— begin Dataset content —

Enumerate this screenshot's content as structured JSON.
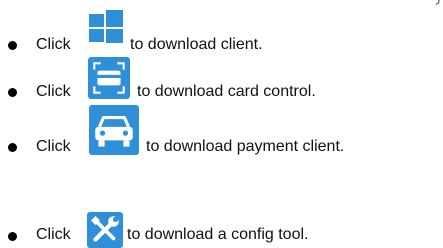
{
  "items": [
    {
      "verb": "Click",
      "icon": "windows-icon",
      "rest": "to download client."
    },
    {
      "verb": "Click",
      "icon": "card-icon",
      "rest": "to download card control."
    },
    {
      "verb": "Click",
      "icon": "car-icon",
      "rest": "to download payment client."
    },
    {
      "verb": "Click",
      "icon": "tools-icon",
      "rest": "to download a config tool."
    }
  ],
  "colors": {
    "icon_blue": "#2f8fd8",
    "text": "#111111"
  }
}
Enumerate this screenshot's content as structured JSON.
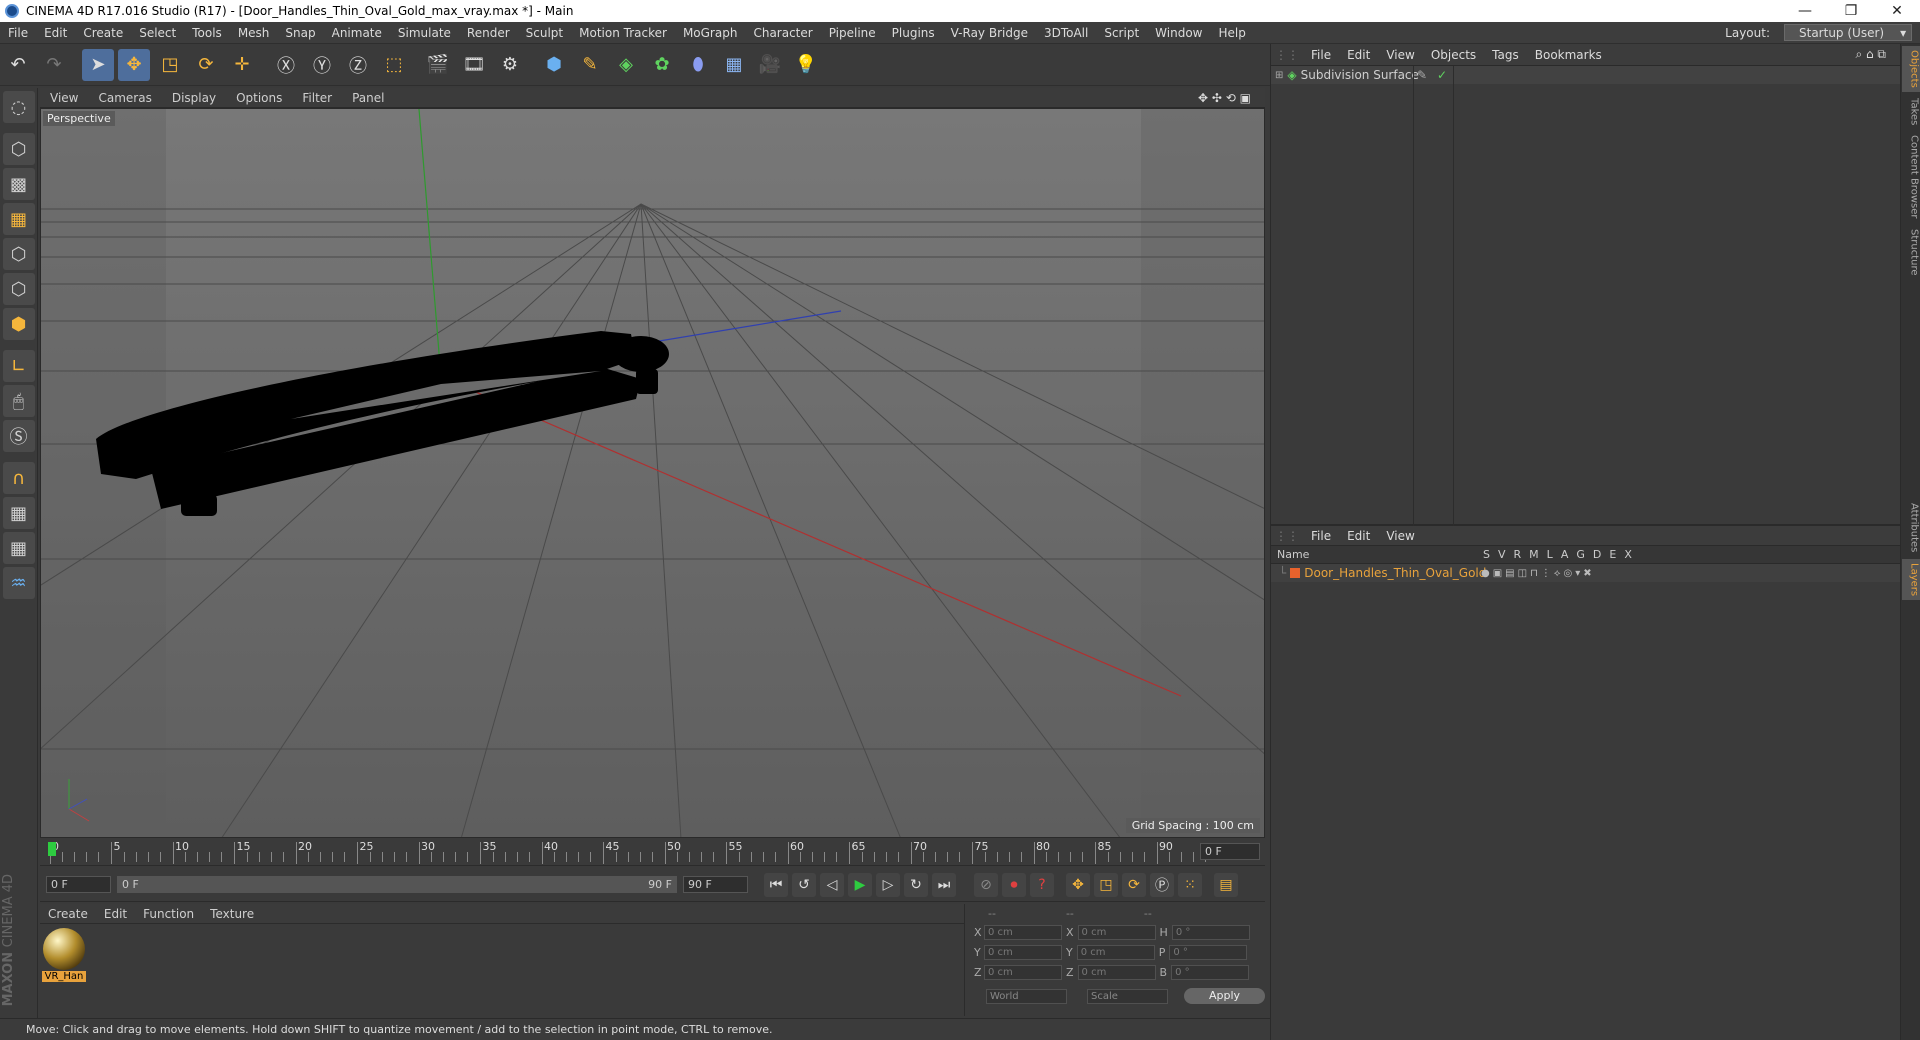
{
  "window": {
    "title": "CINEMA 4D R17.016 Studio (R17) - [Door_Handles_Thin_Oval_Gold_max_vray.max *] - Main"
  },
  "menu": {
    "items": [
      "File",
      "Edit",
      "Create",
      "Select",
      "Tools",
      "Mesh",
      "Snap",
      "Animate",
      "Simulate",
      "Render",
      "Sculpt",
      "Motion Tracker",
      "MoGraph",
      "Character",
      "Pipeline",
      "Plugins",
      "V-Ray Bridge",
      "3DToAll",
      "Script",
      "Window",
      "Help"
    ],
    "layout_label": "Layout:",
    "layout_value": "Startup (User)"
  },
  "viewport": {
    "menu": [
      "View",
      "Cameras",
      "Display",
      "Options",
      "Filter",
      "Panel"
    ],
    "camera_label": "Perspective",
    "grid_spacing": "Grid Spacing : 100 cm"
  },
  "timeline": {
    "ticks": [
      "0",
      "5",
      "10",
      "15",
      "20",
      "25",
      "30",
      "35",
      "40",
      "45",
      "50",
      "55",
      "60",
      "65",
      "70",
      "75",
      "80",
      "85",
      "90"
    ],
    "current_frame": "0 F",
    "start_field": "0 F",
    "range_start": "0 F",
    "range_end": "90 F",
    "end_field": "90 F"
  },
  "material_panel": {
    "menu": [
      "Create",
      "Edit",
      "Function",
      "Texture"
    ],
    "materials": [
      {
        "name": "VR_Han"
      }
    ]
  },
  "coords": {
    "headers": [
      "--",
      "--",
      "--"
    ],
    "rows": [
      {
        "a": "X",
        "v1": "0 cm",
        "b": "X",
        "v2": "0 cm",
        "c": "H",
        "v3": "0 °"
      },
      {
        "a": "Y",
        "v1": "0 cm",
        "b": "Y",
        "v2": "0 cm",
        "c": "P",
        "v3": "0 °"
      },
      {
        "a": "Z",
        "v1": "0 cm",
        "b": "Z",
        "v2": "0 cm",
        "c": "B",
        "v3": "0 °"
      }
    ],
    "mode_world": "World",
    "mode_scale": "Scale",
    "apply": "Apply"
  },
  "status": {
    "text": "Move: Click and drag to move elements. Hold down SHIFT to quantize movement / add to the selection in point mode, CTRL to remove."
  },
  "objects_panel": {
    "menu": [
      "File",
      "Edit",
      "View",
      "Objects",
      "Tags",
      "Bookmarks"
    ],
    "items": [
      {
        "name": "Subdivision Surface"
      }
    ]
  },
  "layers_panel": {
    "menu": [
      "File",
      "Edit",
      "View"
    ],
    "columns": {
      "name": "Name",
      "flags": [
        "S",
        "V",
        "R",
        "M",
        "L",
        "A",
        "G",
        "D",
        "E",
        "X"
      ]
    },
    "rows": [
      {
        "name": "Door_Handles_Thin_Oval_Gold"
      }
    ]
  },
  "side_tabs": [
    "Objects",
    "Takes",
    "Content Browser",
    "Structure"
  ],
  "side_tabs2": [
    "Attributes",
    "Layers"
  ],
  "brand": {
    "line1": "MAXON",
    "line2": "CINEMA 4D"
  }
}
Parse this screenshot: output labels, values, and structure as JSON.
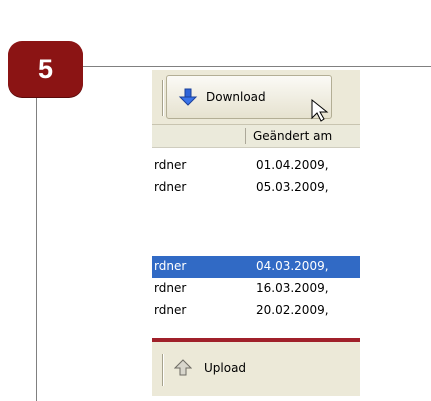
{
  "step_badge": {
    "number": "5",
    "color": "#8b1414"
  },
  "toolbar": {
    "download_label": "Download",
    "download_icon": "arrow-down-icon"
  },
  "columns": {
    "modified_header": "Geändert am"
  },
  "files": [
    {
      "type": "rdner",
      "modified": "01.04.2009, ",
      "selected": false
    },
    {
      "type": "rdner",
      "modified": "05.03.2009,",
      "selected": false
    },
    {
      "type": "rdner",
      "modified": "04.03.2009,",
      "selected": true
    },
    {
      "type": "rdner",
      "modified": "16.03.2009, ",
      "selected": false
    },
    {
      "type": "rdner",
      "modified": "20.02.2009,",
      "selected": false
    }
  ],
  "upload_toolbar": {
    "upload_label": "Upload",
    "upload_icon": "arrow-up-icon"
  },
  "colors": {
    "selection": "#316ac5",
    "accent_bar": "#a0202a",
    "toolbar_bg": "#ece9d8"
  }
}
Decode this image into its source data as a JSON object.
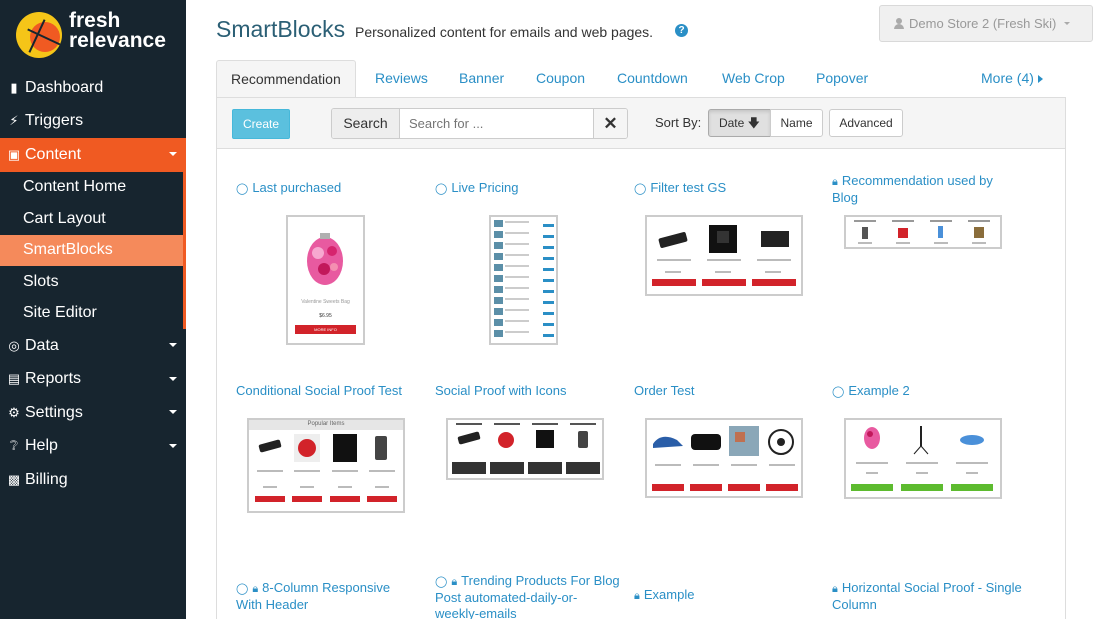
{
  "brand": {
    "line1": "fresh",
    "line2": "relevance"
  },
  "sidebar": {
    "items": [
      {
        "label": "Dashboard",
        "icon": "bookmark-icon"
      },
      {
        "label": "Triggers",
        "icon": "bolt-icon"
      },
      {
        "label": "Content",
        "icon": "image-icon"
      },
      {
        "label": "Data",
        "icon": "target-icon"
      },
      {
        "label": "Reports",
        "icon": "list-icon"
      },
      {
        "label": "Settings",
        "icon": "gear-icon"
      },
      {
        "label": "Help",
        "icon": "question-icon"
      },
      {
        "label": "Billing",
        "icon": "briefcase-icon"
      }
    ],
    "content_sub": [
      "Content Home",
      "Cart Layout",
      "SmartBlocks",
      "Slots",
      "Site Editor"
    ]
  },
  "header": {
    "title": "SmartBlocks",
    "subtitle": "Personalized content for emails and web pages.",
    "store": "Demo Store 2 (Fresh Ski)"
  },
  "tabs": [
    "Recommendation",
    "Reviews",
    "Banner",
    "Coupon",
    "Countdown",
    "Web Crop",
    "Popover"
  ],
  "tabs_more": "More (4)",
  "toolbar": {
    "create": "Create",
    "search_label": "Search",
    "search_placeholder": "Search for ...",
    "sort_by": "Sort By:",
    "sort_date": "Date",
    "sort_name": "Name",
    "advanced": "Advanced"
  },
  "cards": [
    {
      "title": "Last purchased",
      "icons": "eye"
    },
    {
      "title": "Live Pricing",
      "icons": "eye"
    },
    {
      "title": "Filter test GS",
      "icons": "eye"
    },
    {
      "title": "Recommendation used by Blog",
      "icons": "lock"
    },
    {
      "title": "Conditional Social Proof Test",
      "icons": ""
    },
    {
      "title": "Social Proof with Icons",
      "icons": ""
    },
    {
      "title": "Order Test",
      "icons": ""
    },
    {
      "title": "Example 2",
      "icons": "eye"
    },
    {
      "title": "8-Column Responsive With Header",
      "icons": "eye-lock"
    },
    {
      "title": "Trending Products For Blog Post automated-daily-or-weekly-emails",
      "icons": "eye-lock"
    },
    {
      "title": "Example",
      "icons": "lock"
    },
    {
      "title": "Horizontal Social Proof - Single Column",
      "icons": "lock"
    }
  ],
  "thumbs": {
    "valentine": {
      "name": "Valentine Sweets Bag",
      "price": "$6.95",
      "btn": "MORE INFO"
    },
    "popular": "Popular Items"
  },
  "colors": {
    "sidebar": "#17252f",
    "accent": "#f05a22",
    "link": "#2a8fc6",
    "create": "#5bc0de"
  }
}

— end Dataset content —

[Task brief]
Print the full listing exactly, dropping the pictures.

[Solution to this exercise]
Enumerate this screenshot's content as structured JSON.
{
  "items": [
    {
      "verb": "Click",
      "icon": "windows-icon",
      "rest": "to download client."
    },
    {
      "verb": "Click",
      "icon": "card-icon",
      "rest": "to download card control."
    },
    {
      "verb": "Click",
      "icon": "car-icon",
      "rest": "to download payment client."
    },
    {
      "verb": "Click",
      "icon": "tools-icon",
      "rest": "to download a config tool."
    }
  ],
  "colors": {
    "icon_blue": "#2f8fd8",
    "text": "#111111"
  }
}
Enumerate this screenshot's content as structured JSON.
{
  "window": {
    "title": "CINEMA 4D R17.016 Studio (R17) - [Door_Handles_Thin_Oval_Gold_max_vray.max *] - Main"
  },
  "menu": {
    "items": [
      "File",
      "Edit",
      "Create",
      "Select",
      "Tools",
      "Mesh",
      "Snap",
      "Animate",
      "Simulate",
      "Render",
      "Sculpt",
      "Motion Tracker",
      "MoGraph",
      "Character",
      "Pipeline",
      "Plugins",
      "V-Ray Bridge",
      "3DToAll",
      "Script",
      "Window",
      "Help"
    ],
    "layout_label": "Layout:",
    "layout_value": "Startup (User)"
  },
  "viewport": {
    "menu": [
      "View",
      "Cameras",
      "Display",
      "Options",
      "Filter",
      "Panel"
    ],
    "camera_label": "Perspective",
    "grid_spacing": "Grid Spacing : 100 cm"
  },
  "timeline": {
    "ticks": [
      "0",
      "5",
      "10",
      "15",
      "20",
      "25",
      "30",
      "35",
      "40",
      "45",
      "50",
      "55",
      "60",
      "65",
      "70",
      "75",
      "80",
      "85",
      "90"
    ],
    "current_frame": "0 F",
    "start_field": "0 F",
    "range_start": "0 F",
    "range_end": "90 F",
    "end_field": "90 F"
  },
  "material_panel": {
    "menu": [
      "Create",
      "Edit",
      "Function",
      "Texture"
    ],
    "materials": [
      {
        "name": "VR_Han"
      }
    ]
  },
  "coords": {
    "headers": [
      "--",
      "--",
      "--"
    ],
    "rows": [
      {
        "a": "X",
        "v1": "0 cm",
        "b": "X",
        "v2": "0 cm",
        "c": "H",
        "v3": "0 °"
      },
      {
        "a": "Y",
        "v1": "0 cm",
        "b": "Y",
        "v2": "0 cm",
        "c": "P",
        "v3": "0 °"
      },
      {
        "a": "Z",
        "v1": "0 cm",
        "b": "Z",
        "v2": "0 cm",
        "c": "B",
        "v3": "0 °"
      }
    ],
    "mode_world": "World",
    "mode_scale": "Scale",
    "apply": "Apply"
  },
  "status": {
    "text": "Move: Click and drag to move elements. Hold down SHIFT to quantize movement / add to the selection in point mode, CTRL to remove."
  },
  "objects_panel": {
    "menu": [
      "File",
      "Edit",
      "View",
      "Objects",
      "Tags",
      "Bookmarks"
    ],
    "items": [
      {
        "name": "Subdivision Surface"
      }
    ]
  },
  "layers_panel": {
    "menu": [
      "File",
      "Edit",
      "View"
    ],
    "columns": {
      "name": "Name",
      "flags": [
        "S",
        "V",
        "R",
        "M",
        "L",
        "A",
        "G",
        "D",
        "E",
        "X"
      ]
    },
    "rows": [
      {
        "name": "Door_Handles_Thin_Oval_Gold"
      }
    ]
  },
  "side_tabs": [
    "Objects",
    "Takes",
    "Content Browser",
    "Structure"
  ],
  "side_tabs2": [
    "Attributes",
    "Layers"
  ],
  "brand": {
    "line1": "MAXON",
    "line2": "CINEMA 4D"
  }
}
Parse this screenshot: output labels, values, and structure as JSON.
{
  "step_badge": {
    "number": "5",
    "color": "#8b1414"
  },
  "toolbar": {
    "download_label": "Download",
    "download_icon": "arrow-down-icon"
  },
  "columns": {
    "modified_header": "Geändert am"
  },
  "files": [
    {
      "type": "rdner",
      "modified": "01.04.2009, ",
      "selected": false
    },
    {
      "type": "rdner",
      "modified": "05.03.2009,",
      "selected": false
    },
    {
      "type": "rdner",
      "modified": "04.03.2009,",
      "selected": true
    },
    {
      "type": "rdner",
      "modified": "16.03.2009, ",
      "selected": false
    },
    {
      "type": "rdner",
      "modified": "20.02.2009,",
      "selected": false
    }
  ],
  "upload_toolbar": {
    "upload_label": "Upload",
    "upload_icon": "arrow-up-icon"
  },
  "colors": {
    "selection": "#316ac5",
    "accent_bar": "#a0202a",
    "toolbar_bg": "#ece9d8"
  }
}
Decode this image into its source data as a JSON object.
{
  "brand": {
    "line1": "fresh",
    "line2": "relevance"
  },
  "sidebar": {
    "items": [
      {
        "label": "Dashboard",
        "icon": "bookmark-icon"
      },
      {
        "label": "Triggers",
        "icon": "bolt-icon"
      },
      {
        "label": "Content",
        "icon": "image-icon"
      },
      {
        "label": "Data",
        "icon": "target-icon"
      },
      {
        "label": "Reports",
        "icon": "list-icon"
      },
      {
        "label": "Settings",
        "icon": "gear-icon"
      },
      {
        "label": "Help",
        "icon": "question-icon"
      },
      {
        "label": "Billing",
        "icon": "briefcase-icon"
      }
    ],
    "content_sub": [
      "Content Home",
      "Cart Layout",
      "SmartBlocks",
      "Slots",
      "Site Editor"
    ]
  },
  "header": {
    "title": "SmartBlocks",
    "subtitle": "Personalized content for emails and web pages.",
    "store": "Demo Store 2 (Fresh Ski)"
  },
  "tabs": [
    "Recommendation",
    "Reviews",
    "Banner",
    "Coupon",
    "Countdown",
    "Web Crop",
    "Popover"
  ],
  "tabs_more": "More (4)",
  "toolbar": {
    "create": "Create",
    "search_label": "Search",
    "search_placeholder": "Search for ...",
    "sort_by": "Sort By:",
    "sort_date": "Date",
    "sort_name": "Name",
    "advanced": "Advanced"
  },
  "cards": [
    {
      "title": "Last purchased",
      "icons": "eye"
    },
    {
      "title": "Live Pricing",
      "icons": "eye"
    },
    {
      "title": "Filter test GS",
      "icons": "eye"
    },
    {
      "title": "Recommendation used by Blog",
      "icons": "lock"
    },
    {
      "title": "Conditional Social Proof Test",
      "icons": ""
    },
    {
      "title": "Social Proof with Icons",
      "icons": ""
    },
    {
      "title": "Order Test",
      "icons": ""
    },
    {
      "title": "Example 2",
      "icons": "eye"
    },
    {
      "title": "8-Column Responsive With Header",
      "icons": "eye-lock"
    },
    {
      "title": "Trending Products For Blog Post automated-daily-or-weekly-emails",
      "icons": "eye-lock"
    },
    {
      "title": "Example",
      "icons": "lock"
    },
    {
      "title": "Horizontal Social Proof - Single Column",
      "icons": "lock"
    }
  ],
  "thumbs": {
    "valentine": {
      "name": "Valentine Sweets Bag",
      "price": "$6.95",
      "btn": "MORE INFO"
    },
    "popular": "Popular Items"
  },
  "colors": {
    "sidebar": "#17252f",
    "accent": "#f05a22",
    "link": "#2a8fc6",
    "create": "#5bc0de"
  }
}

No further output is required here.